_What is being asked_:
Note each line where "this" appears, and copy it.

┌──

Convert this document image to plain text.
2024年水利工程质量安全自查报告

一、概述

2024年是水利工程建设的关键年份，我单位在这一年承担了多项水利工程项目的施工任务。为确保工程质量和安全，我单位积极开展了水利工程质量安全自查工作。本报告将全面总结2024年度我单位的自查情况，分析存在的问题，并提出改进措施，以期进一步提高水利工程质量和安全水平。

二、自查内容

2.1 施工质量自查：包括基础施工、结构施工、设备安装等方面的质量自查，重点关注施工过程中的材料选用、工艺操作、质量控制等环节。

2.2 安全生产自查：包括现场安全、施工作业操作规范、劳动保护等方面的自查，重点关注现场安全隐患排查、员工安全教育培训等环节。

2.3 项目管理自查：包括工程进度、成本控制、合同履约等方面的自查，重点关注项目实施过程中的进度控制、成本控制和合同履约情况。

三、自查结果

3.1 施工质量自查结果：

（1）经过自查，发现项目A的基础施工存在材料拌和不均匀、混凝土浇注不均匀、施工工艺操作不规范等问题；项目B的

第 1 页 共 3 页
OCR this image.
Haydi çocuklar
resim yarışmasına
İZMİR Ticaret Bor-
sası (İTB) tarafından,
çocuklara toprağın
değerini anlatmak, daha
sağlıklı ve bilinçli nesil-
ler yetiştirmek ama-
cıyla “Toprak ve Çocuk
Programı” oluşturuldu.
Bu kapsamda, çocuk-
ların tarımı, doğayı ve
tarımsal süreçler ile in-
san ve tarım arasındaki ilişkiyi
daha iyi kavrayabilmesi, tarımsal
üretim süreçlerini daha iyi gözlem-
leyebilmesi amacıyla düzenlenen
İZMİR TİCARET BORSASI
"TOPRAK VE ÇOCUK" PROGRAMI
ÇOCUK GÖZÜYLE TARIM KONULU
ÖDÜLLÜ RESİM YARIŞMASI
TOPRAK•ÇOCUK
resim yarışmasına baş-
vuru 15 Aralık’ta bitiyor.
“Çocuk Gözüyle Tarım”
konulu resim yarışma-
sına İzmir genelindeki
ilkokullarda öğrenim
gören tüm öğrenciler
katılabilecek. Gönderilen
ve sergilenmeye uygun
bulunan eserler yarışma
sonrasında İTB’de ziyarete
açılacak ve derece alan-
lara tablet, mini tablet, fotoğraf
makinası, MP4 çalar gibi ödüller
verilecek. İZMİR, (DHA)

└──

_Answer_:
Convert this document image to plain text.
OCR this image.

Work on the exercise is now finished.